▸ Required work
With the pictures omitted, write out the entries that follow exactly as they stand.

▸ Data excerpts
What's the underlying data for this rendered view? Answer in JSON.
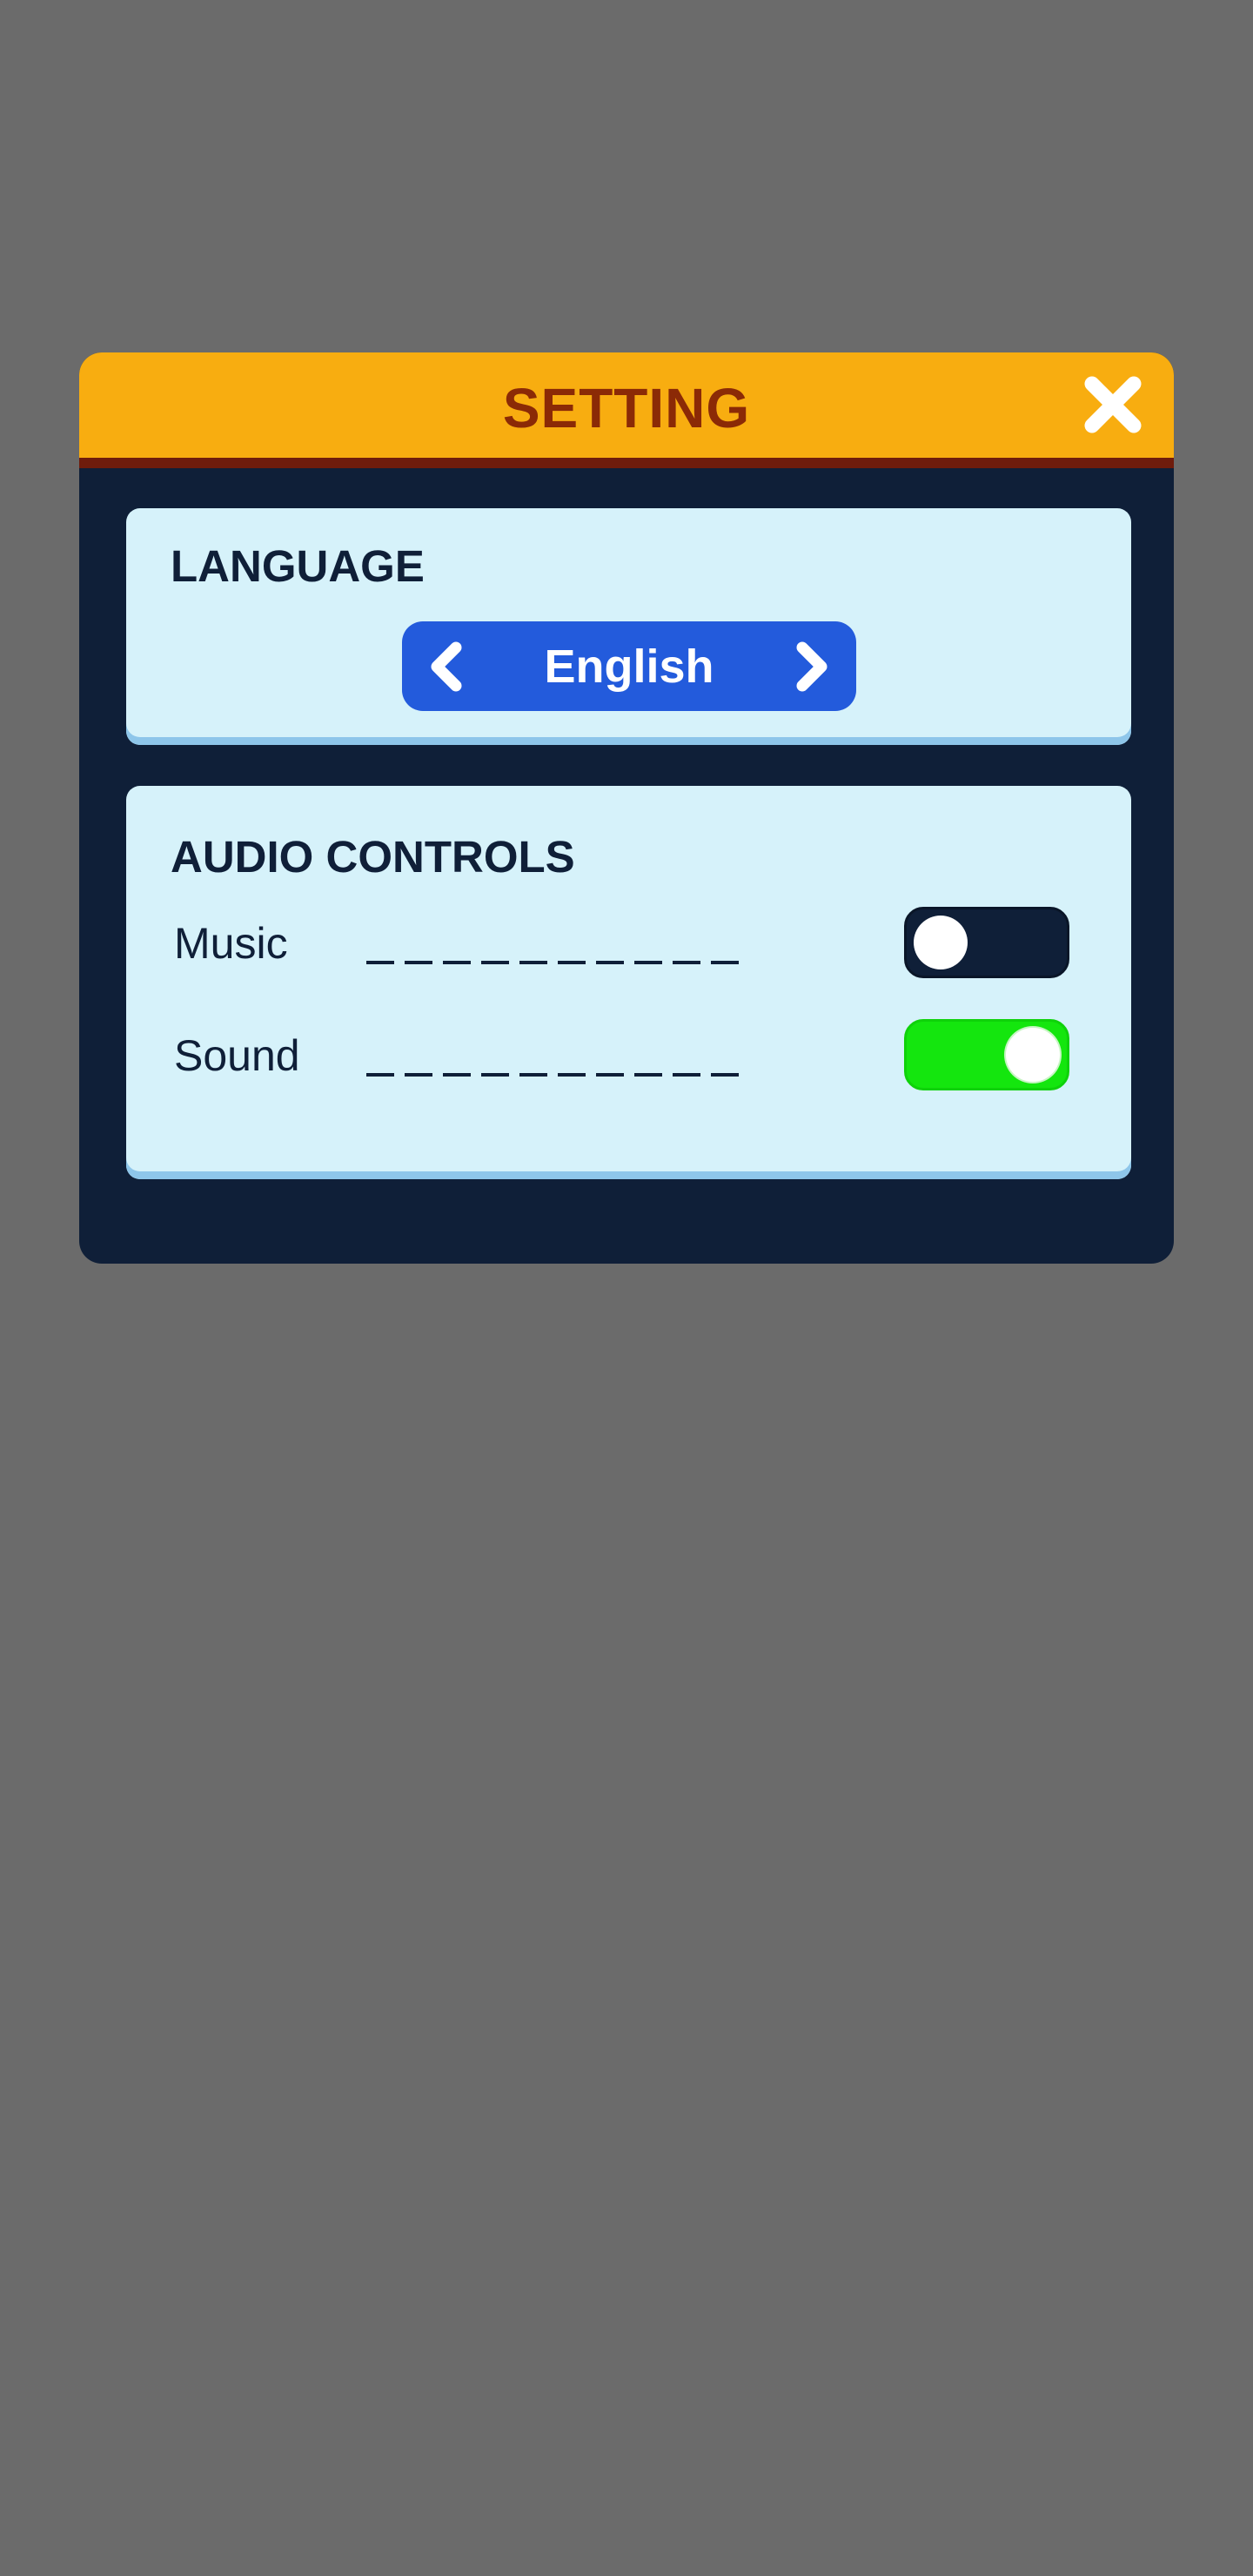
{
  "dialog": {
    "title": "SETTING",
    "close_icon": "close-icon"
  },
  "language": {
    "title": "LANGUAGE",
    "value": "English",
    "prev_icon": "chevron-left-icon",
    "next_icon": "chevron-right-icon"
  },
  "audio": {
    "title": "AUDIO CONTROLS",
    "rows": [
      {
        "label": "Music",
        "enabled": false
      },
      {
        "label": "Sound",
        "enabled": true
      }
    ]
  },
  "colors": {
    "background": "#6b6b6b",
    "dialog_body": "#0f1f38",
    "header": "#f8ad10",
    "title_text": "#8b2a06",
    "card": "#d6f2fa",
    "selector": "#235bdc",
    "toggle_on": "#14e60e",
    "toggle_off": "#0f1f38"
  }
}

▸ Exercise answer
What's the underlying data for this rendered view? Answer in JSON.
{
  "dialog": {
    "title": "SETTING",
    "close_icon": "close-icon"
  },
  "language": {
    "title": "LANGUAGE",
    "value": "English",
    "prev_icon": "chevron-left-icon",
    "next_icon": "chevron-right-icon"
  },
  "audio": {
    "title": "AUDIO CONTROLS",
    "rows": [
      {
        "label": "Music",
        "enabled": false
      },
      {
        "label": "Sound",
        "enabled": true
      }
    ]
  },
  "colors": {
    "background": "#6b6b6b",
    "dialog_body": "#0f1f38",
    "header": "#f8ad10",
    "title_text": "#8b2a06",
    "card": "#d6f2fa",
    "selector": "#235bdc",
    "toggle_on": "#14e60e",
    "toggle_off": "#0f1f38"
  }
}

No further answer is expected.